>> Begin

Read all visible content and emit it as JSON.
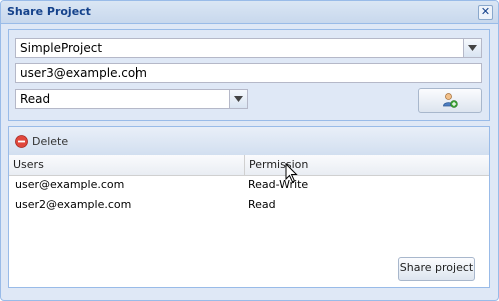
{
  "window": {
    "title": "Share Project",
    "close_glyph": "✕"
  },
  "form": {
    "project_select_value": "SimpleProject",
    "email_value": "user3@example.com",
    "permission_select_value": "Read",
    "add_user_icon": "add-user-icon"
  },
  "grid": {
    "toolbar": {
      "delete_label": "Delete",
      "delete_icon": "minus-circle-icon"
    },
    "columns": [
      "Users",
      "Permission"
    ],
    "rows": [
      {
        "user": "user@example.com",
        "permission": "Read-Write"
      },
      {
        "user": "user2@example.com",
        "permission": "Read"
      }
    ]
  },
  "actions": {
    "share_label": "Share project"
  },
  "colors": {
    "title_text": "#15428b",
    "panel_bg": "#dfe8f6",
    "border": "#99bbe8"
  }
}
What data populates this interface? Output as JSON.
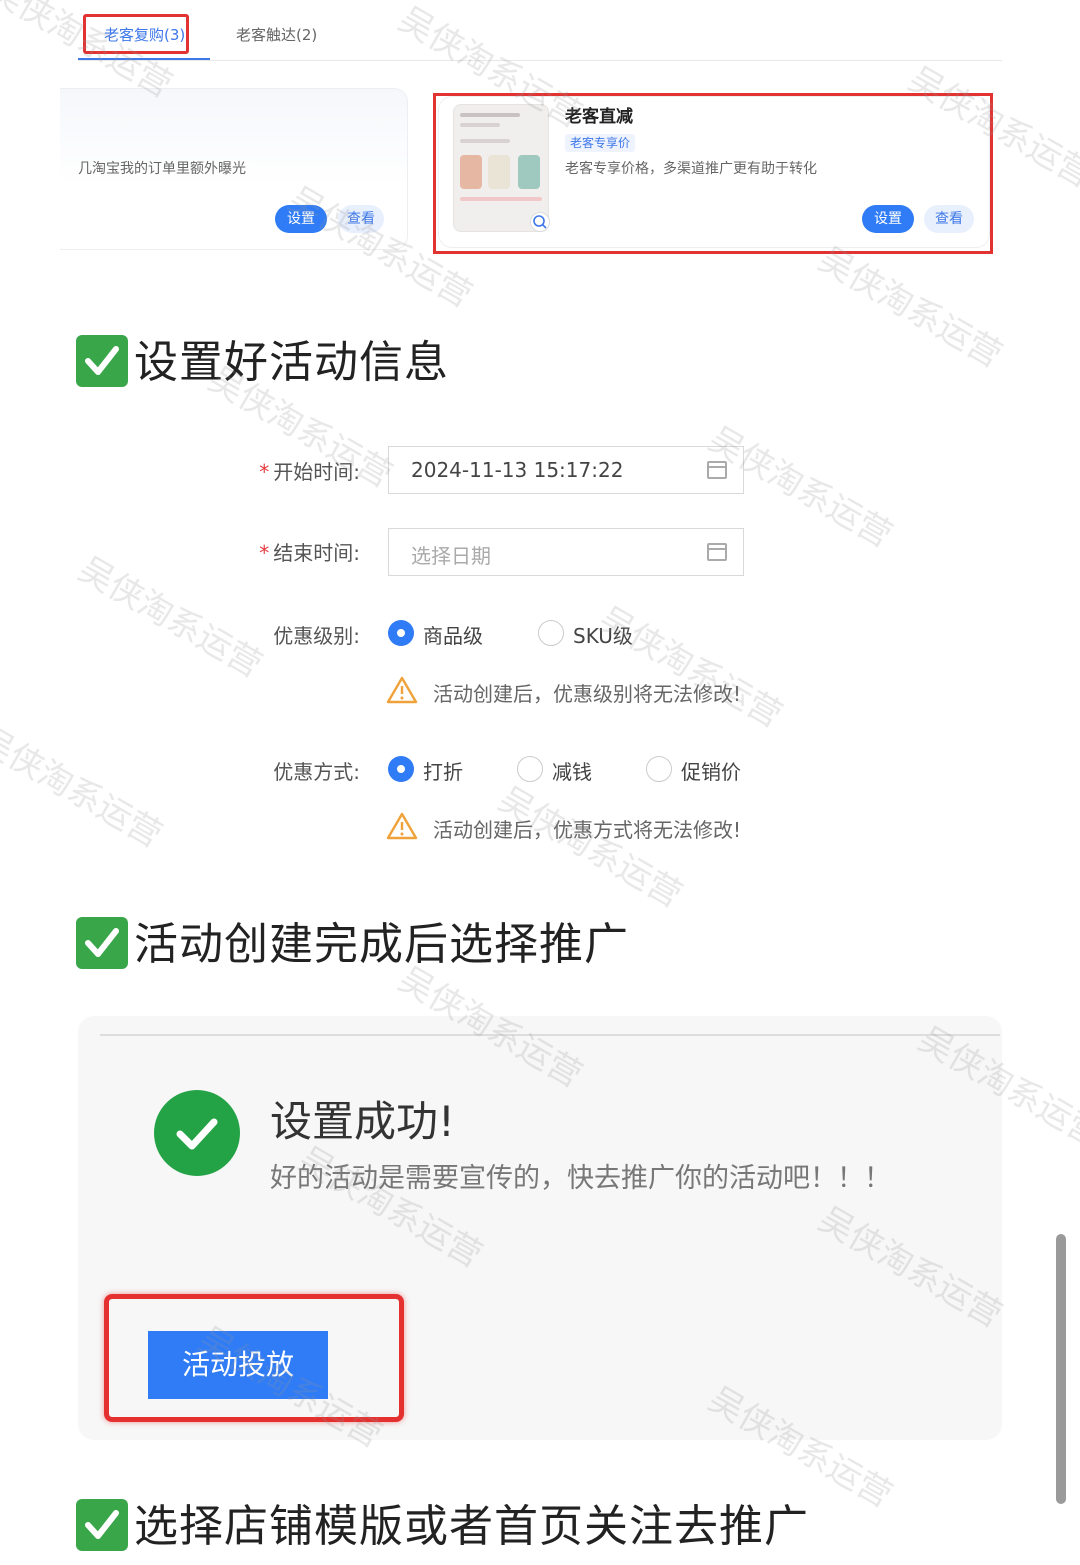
{
  "tabs": [
    {
      "label": "老客复购(3)",
      "active": true
    },
    {
      "label": "老客触达(2)",
      "active": false
    }
  ],
  "card_left": {
    "description": "几淘宝我的订单里额外曝光",
    "set_button": "设置",
    "view_button": "查看"
  },
  "card_right": {
    "title": "老客直减",
    "tag": "老客专享价",
    "description": "老客专享价格，多渠道推广更有助于转化",
    "set_button": "设置",
    "view_button": "查看"
  },
  "headings": {
    "h1": "设置好活动信息",
    "h2": "活动创建完成后选择推广",
    "h3": "选择店铺模版或者首页关注去推广"
  },
  "form": {
    "start_label": "开始时间:",
    "start_value": "2024-11-13 15:17:22",
    "end_label": "结束时间:",
    "end_placeholder": "选择日期",
    "level_label": "优惠级别:",
    "level_options": [
      "商品级",
      "SKU级"
    ],
    "level_selected": "商品级",
    "level_warning": "活动创建后，优惠级别将无法修改!",
    "method_label": "优惠方式:",
    "method_options": [
      "打折",
      "减钱",
      "促销价"
    ],
    "method_selected": "打折",
    "method_warning": "活动创建后，优惠方式将无法修改!",
    "required_mark": "*"
  },
  "success": {
    "title": "设置成功!",
    "subtitle": "好的活动是需要宣传的，快去推广你的活动吧！！！",
    "launch_button": "活动投放"
  },
  "watermark": "吴侠淘系运营",
  "colors": {
    "primary": "#2f7cf6",
    "highlight_red": "#e23333",
    "success_green": "#24a346",
    "check_green": "#3aa64a"
  }
}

>> End

PROMPT:
Copy every record character for character. Skip the pictures.

EXERCISE RESULT:
Read all visible content and emit it as JSON.
{
  "window": {
    "title": "Share Project",
    "close_glyph": "✕"
  },
  "form": {
    "project_select_value": "SimpleProject",
    "email_value": "user3@example.com",
    "permission_select_value": "Read",
    "add_user_icon": "add-user-icon"
  },
  "grid": {
    "toolbar": {
      "delete_label": "Delete",
      "delete_icon": "minus-circle-icon"
    },
    "columns": [
      "Users",
      "Permission"
    ],
    "rows": [
      {
        "user": "user@example.com",
        "permission": "Read-Write"
      },
      {
        "user": "user2@example.com",
        "permission": "Read"
      }
    ]
  },
  "actions": {
    "share_label": "Share project"
  },
  "colors": {
    "title_text": "#15428b",
    "panel_bg": "#dfe8f6",
    "border": "#99bbe8"
  }
}
What data populates this interface? Output as JSON.
{
  "tabs": [
    {
      "label": "老客复购(3)",
      "active": true
    },
    {
      "label": "老客触达(2)",
      "active": false
    }
  ],
  "card_left": {
    "description": "几淘宝我的订单里额外曝光",
    "set_button": "设置",
    "view_button": "查看"
  },
  "card_right": {
    "title": "老客直减",
    "tag": "老客专享价",
    "description": "老客专享价格，多渠道推广更有助于转化",
    "set_button": "设置",
    "view_button": "查看"
  },
  "headings": {
    "h1": "设置好活动信息",
    "h2": "活动创建完成后选择推广",
    "h3": "选择店铺模版或者首页关注去推广"
  },
  "form": {
    "start_label": "开始时间:",
    "start_value": "2024-11-13 15:17:22",
    "end_label": "结束时间:",
    "end_placeholder": "选择日期",
    "level_label": "优惠级别:",
    "level_options": [
      "商品级",
      "SKU级"
    ],
    "level_selected": "商品级",
    "level_warning": "活动创建后，优惠级别将无法修改!",
    "method_label": "优惠方式:",
    "method_options": [
      "打折",
      "减钱",
      "促销价"
    ],
    "method_selected": "打折",
    "method_warning": "活动创建后，优惠方式将无法修改!",
    "required_mark": "*"
  },
  "success": {
    "title": "设置成功!",
    "subtitle": "好的活动是需要宣传的，快去推广你的活动吧！！！",
    "launch_button": "活动投放"
  },
  "watermark": "吴侠淘系运营",
  "colors": {
    "primary": "#2f7cf6",
    "highlight_red": "#e23333",
    "success_green": "#24a346",
    "check_green": "#3aa64a"
  }
}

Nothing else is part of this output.